[Work to complete] Rewrite the items below, substituting "Drawing dimensions" for each occurrence of "Patent image size" and keeping everything else the same.

[Entries]

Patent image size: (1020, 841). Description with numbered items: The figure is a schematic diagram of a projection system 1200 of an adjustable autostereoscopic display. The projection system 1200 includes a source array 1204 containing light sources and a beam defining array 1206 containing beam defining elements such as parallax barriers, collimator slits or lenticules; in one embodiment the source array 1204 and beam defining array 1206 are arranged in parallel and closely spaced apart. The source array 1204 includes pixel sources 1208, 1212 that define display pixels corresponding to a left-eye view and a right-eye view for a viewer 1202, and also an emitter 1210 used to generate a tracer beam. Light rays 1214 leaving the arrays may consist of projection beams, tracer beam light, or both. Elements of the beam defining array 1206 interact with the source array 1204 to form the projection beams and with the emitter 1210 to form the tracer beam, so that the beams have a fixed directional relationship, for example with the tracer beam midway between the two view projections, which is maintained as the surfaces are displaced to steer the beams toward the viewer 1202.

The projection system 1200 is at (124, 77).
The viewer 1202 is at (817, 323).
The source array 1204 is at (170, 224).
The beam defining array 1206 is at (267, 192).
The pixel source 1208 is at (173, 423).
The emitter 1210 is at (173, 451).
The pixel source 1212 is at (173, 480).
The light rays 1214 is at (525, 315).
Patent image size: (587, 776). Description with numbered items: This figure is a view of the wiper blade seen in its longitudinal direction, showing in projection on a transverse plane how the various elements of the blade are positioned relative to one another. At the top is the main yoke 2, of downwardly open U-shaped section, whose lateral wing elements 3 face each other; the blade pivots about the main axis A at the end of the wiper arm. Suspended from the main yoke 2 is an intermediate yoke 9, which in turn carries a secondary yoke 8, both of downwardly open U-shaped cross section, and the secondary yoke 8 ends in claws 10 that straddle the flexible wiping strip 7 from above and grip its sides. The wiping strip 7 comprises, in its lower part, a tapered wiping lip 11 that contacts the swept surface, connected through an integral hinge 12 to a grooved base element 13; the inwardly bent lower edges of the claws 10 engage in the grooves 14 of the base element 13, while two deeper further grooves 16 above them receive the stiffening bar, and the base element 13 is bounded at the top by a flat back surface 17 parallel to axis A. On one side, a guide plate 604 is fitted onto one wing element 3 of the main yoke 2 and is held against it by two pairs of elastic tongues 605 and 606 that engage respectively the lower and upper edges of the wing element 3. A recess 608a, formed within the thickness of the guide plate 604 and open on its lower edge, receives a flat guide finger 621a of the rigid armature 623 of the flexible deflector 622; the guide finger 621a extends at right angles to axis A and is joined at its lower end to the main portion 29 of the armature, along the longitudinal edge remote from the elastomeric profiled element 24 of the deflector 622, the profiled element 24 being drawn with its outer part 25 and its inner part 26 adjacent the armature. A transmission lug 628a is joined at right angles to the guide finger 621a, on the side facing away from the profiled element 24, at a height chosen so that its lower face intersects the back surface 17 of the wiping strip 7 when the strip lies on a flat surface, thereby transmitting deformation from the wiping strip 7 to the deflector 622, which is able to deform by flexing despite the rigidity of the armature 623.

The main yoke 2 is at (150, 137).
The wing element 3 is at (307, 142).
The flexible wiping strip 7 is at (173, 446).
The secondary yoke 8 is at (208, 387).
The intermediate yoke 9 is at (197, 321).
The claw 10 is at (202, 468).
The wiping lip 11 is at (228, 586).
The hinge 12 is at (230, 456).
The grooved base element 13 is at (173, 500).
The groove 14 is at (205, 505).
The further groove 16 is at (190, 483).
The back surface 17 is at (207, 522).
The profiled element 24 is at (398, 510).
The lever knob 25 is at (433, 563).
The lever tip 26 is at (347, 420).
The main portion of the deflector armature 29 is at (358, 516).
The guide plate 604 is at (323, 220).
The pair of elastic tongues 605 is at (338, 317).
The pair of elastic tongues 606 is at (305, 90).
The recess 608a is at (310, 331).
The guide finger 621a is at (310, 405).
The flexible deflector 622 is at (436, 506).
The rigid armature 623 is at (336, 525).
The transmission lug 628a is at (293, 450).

[Output below]
Drawing dimensions: (1020, 841). Description with numbered items: The figure is a schematic diagram of a projection system 1200 of an adjustable autostereoscopic display. The projection system 1200 includes a source array 1204 containing light sources and a beam defining array 1206 containing beam defining elements such as parallax barriers, collimator slits or lenticules; in one embodiment the source array 1204 and beam defining array 1206 are arranged in parallel and closely spaced apart. The source array 1204 includes pixel sources 1208, 1212 that define display pixels corresponding to a left-eye view and a right-eye view for a viewer 1202, and also an emitter 1210 used to generate a tracer beam. Light rays 1214 leaving the arrays may consist of projection beams, tracer beam light, or both. Elements of the beam defining array 1206 interact with the source array 1204 to form the projection beams and with the emitter 1210 to form the tracer beam, so that the beams have a fixed directional relationship, for example with the tracer beam midway between the two view projections, which is maintained as the surfaces are displaced to steer the beams toward the viewer 1202.

The projection system 1200 is at (124, 77).
The viewer 1202 is at (817, 323).
The source array 1204 is at (170, 224).
The beam defining array 1206 is at (267, 192).
The pixel source 1208 is at (173, 423).
The emitter 1210 is at (173, 451).
The pixel source 1212 is at (173, 480).
The light rays 1214 is at (525, 315).
Drawing dimensions: (587, 776). Description with numbered items: This figure is a view of the wiper blade seen in its longitudinal direction, showing in projection on a transverse plane how the various elements of the blade are positioned relative to one another. At the top is the main yoke 2, of downwardly open U-shaped section, whose lateral wing elements 3 face each other; the blade pivots about the main axis A at the end of the wiper arm. Suspended from the main yoke 2 is an intermediate yoke 9, which in turn carries a secondary yoke 8, both of downwardly open U-shaped cross section, and the secondary yoke 8 ends in claws 10 that straddle the flexible wiping strip 7 from above and grip its sides. The wiping strip 7 comprises, in its lower part, a tapered wiping lip 11 that contacts the swept surface, connected through an integral hinge 12 to a grooved base element 13; the inwardly bent lower edges of the claws 10 engage in the grooves 14 of the base element 13, while two deeper further grooves 16 above them receive the stiffening bar, and the base element 13 is bounded at the top by a flat back surface 17 parallel to axis A. On one side, a guide plate 604 is fitted onto one wing element 3 of the main yoke 2 and is held against it by two pairs of elastic tongues 605 and 606 that engage respectively the lower and upper edges of the wing element 3. A recess 608a, formed within the thickness of the guide plate 604 and open on its lower edge, receives a flat guide finger 621a of the rigid armature 623 of the flexible deflector 622; the guide finger 621a extends at right angles to axis A and is joined at its lower end to the main portion 29 of the armature, along the longitudinal edge remote from the elastomeric profiled element 24 of the deflector 622, the profiled element 24 being drawn with its outer part 25 and its inner part 26 adjacent the armature. A transmission lug 628a is joined at right angles to the guide finger 621a, on the side facing away from the profiled element 24, at a height chosen so that its lower face intersects the back surface 17 of the wiping strip 7 when the strip lies on a flat surface, thereby transmitting deformation from the wiping strip 7 to the deflector 622, which is able to deform by flexing despite the rigidity of the armature 623.

The main yoke 2 is at (150, 137).
The wing element 3 is at (307, 142).
The flexible wiping strip 7 is at (173, 446).
The secondary yoke 8 is at (208, 387).
The intermediate yoke 9 is at (197, 321).
The claw 10 is at (202, 468).
The wiping lip 11 is at (228, 586).
The hinge 12 is at (230, 456).
The grooved base element 13 is at (173, 500).
The groove 14 is at (205, 505).
The further groove 16 is at (190, 483).
The back surface 17 is at (207, 522).
The profiled element 24 is at (398, 510).
The lever knob 25 is at (433, 563).
The lever tip 26 is at (347, 420).
The main portion of the deflector armature 29 is at (358, 516).
The guide plate 604 is at (323, 220).
The pair of elastic tongues 605 is at (338, 317).
The pair of elastic tongues 606 is at (305, 90).
The recess 608a is at (310, 331).
The guide finger 621a is at (310, 405).
The flexible deflector 622 is at (436, 506).
The rigid armature 623 is at (336, 525).
The transmission lug 628a is at (293, 450).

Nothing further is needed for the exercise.